* _Stated exercise_
Copy out, from the entries below, each line holding the string "ffffff".

★ ★ ★ ★

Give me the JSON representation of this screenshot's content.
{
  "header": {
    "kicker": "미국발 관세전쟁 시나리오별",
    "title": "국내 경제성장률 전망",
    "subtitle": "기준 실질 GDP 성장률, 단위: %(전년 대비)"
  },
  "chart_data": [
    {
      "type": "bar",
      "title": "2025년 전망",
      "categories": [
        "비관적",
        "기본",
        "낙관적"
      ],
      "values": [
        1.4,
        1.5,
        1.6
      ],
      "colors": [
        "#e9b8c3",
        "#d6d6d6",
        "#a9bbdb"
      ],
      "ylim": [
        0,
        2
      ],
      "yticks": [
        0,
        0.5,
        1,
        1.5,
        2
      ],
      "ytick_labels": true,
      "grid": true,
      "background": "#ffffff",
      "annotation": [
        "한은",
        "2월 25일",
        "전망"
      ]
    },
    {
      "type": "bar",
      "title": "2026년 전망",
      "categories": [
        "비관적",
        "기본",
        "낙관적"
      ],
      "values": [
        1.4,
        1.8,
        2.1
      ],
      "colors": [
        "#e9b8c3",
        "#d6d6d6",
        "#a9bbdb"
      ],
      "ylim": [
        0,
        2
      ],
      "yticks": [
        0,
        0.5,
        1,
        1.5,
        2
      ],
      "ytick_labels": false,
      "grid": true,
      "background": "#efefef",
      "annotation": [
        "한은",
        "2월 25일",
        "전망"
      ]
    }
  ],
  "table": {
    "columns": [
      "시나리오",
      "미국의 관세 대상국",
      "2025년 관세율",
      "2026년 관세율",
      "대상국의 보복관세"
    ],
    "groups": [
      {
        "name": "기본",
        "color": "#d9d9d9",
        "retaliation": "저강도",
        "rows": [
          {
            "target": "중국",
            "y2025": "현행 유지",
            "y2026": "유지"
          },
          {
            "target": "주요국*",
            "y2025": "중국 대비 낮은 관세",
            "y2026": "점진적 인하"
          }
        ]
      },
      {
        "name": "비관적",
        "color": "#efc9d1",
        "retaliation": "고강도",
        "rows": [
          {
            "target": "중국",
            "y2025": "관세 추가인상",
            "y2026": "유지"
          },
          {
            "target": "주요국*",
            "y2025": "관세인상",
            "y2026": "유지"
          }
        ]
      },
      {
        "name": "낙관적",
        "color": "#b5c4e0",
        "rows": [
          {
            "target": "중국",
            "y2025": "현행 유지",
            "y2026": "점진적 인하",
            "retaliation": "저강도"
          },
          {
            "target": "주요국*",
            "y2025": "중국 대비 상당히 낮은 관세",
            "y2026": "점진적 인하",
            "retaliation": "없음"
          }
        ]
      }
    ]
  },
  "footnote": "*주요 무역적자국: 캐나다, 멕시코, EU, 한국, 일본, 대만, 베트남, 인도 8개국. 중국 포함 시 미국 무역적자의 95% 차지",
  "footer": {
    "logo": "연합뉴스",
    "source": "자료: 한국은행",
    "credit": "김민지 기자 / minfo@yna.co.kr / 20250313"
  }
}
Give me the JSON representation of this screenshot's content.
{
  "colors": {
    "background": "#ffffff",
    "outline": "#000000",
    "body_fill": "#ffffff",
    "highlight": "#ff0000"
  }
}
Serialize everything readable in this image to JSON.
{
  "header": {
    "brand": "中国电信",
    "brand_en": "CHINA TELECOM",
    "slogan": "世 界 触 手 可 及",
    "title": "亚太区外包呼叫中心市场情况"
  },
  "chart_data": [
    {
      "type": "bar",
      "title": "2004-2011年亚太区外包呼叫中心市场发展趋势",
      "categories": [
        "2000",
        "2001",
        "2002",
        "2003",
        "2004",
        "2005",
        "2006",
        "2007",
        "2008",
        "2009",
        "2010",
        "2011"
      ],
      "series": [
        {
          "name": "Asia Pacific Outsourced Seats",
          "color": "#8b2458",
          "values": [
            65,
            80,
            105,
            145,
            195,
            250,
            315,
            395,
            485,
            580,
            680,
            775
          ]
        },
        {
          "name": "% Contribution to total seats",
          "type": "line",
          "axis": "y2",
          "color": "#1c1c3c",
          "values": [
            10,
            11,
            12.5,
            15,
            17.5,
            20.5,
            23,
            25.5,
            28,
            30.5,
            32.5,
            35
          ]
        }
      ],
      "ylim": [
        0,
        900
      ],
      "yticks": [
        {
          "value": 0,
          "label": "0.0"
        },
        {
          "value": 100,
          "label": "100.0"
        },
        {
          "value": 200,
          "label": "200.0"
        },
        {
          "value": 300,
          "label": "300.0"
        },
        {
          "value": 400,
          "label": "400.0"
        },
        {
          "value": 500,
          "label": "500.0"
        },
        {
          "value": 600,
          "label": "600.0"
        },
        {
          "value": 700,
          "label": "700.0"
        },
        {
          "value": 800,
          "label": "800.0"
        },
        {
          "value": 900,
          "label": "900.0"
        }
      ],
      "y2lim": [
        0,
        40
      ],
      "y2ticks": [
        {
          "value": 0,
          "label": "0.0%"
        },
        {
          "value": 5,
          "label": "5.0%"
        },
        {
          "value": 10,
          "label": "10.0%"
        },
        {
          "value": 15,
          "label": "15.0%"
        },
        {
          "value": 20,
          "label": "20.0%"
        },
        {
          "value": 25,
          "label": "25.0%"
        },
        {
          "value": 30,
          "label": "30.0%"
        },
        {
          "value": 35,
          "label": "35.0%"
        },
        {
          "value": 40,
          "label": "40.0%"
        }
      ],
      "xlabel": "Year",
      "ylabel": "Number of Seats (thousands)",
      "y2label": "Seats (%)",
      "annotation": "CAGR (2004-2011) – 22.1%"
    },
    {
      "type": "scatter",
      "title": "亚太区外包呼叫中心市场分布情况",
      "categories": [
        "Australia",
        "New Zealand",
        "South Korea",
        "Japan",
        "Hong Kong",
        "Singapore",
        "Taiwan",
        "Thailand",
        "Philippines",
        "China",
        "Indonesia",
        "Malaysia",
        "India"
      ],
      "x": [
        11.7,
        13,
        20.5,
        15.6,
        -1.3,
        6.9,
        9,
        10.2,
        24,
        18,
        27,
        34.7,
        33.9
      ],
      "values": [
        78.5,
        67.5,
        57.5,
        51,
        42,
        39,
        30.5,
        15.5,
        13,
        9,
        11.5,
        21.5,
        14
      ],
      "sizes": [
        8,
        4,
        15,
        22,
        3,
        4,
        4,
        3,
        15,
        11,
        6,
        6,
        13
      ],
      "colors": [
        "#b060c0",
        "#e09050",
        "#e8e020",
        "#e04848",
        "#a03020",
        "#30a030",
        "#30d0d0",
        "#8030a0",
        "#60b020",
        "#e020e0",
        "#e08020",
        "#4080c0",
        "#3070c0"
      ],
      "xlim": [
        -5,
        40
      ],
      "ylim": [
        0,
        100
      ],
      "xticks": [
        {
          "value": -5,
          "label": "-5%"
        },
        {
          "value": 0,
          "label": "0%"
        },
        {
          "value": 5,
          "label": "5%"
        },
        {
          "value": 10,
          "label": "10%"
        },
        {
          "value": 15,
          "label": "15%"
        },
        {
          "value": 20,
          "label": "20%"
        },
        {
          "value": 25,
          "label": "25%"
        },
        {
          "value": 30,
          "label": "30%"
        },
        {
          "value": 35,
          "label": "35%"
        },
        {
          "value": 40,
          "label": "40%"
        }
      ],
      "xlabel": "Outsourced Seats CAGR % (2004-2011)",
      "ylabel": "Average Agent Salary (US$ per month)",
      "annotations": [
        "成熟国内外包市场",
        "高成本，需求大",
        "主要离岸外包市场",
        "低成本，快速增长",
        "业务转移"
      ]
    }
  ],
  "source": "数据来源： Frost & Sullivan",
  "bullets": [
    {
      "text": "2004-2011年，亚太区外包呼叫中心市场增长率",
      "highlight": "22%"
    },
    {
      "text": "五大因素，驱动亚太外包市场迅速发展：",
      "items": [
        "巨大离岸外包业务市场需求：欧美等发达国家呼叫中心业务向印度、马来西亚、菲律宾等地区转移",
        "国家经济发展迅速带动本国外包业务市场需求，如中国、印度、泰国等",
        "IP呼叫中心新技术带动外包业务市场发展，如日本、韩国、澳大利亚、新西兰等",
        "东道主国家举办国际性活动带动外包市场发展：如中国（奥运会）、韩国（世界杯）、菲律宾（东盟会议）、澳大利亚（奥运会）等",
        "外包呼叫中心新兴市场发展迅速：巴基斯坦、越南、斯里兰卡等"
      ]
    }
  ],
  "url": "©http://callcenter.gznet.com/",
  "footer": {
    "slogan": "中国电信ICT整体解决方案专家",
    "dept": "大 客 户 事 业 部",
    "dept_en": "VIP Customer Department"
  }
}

★ ★ ★ ★

* _Solution_
      "background": "#ffffff",
    "background": "#ffffff",
    "body_fill": "#ffffff",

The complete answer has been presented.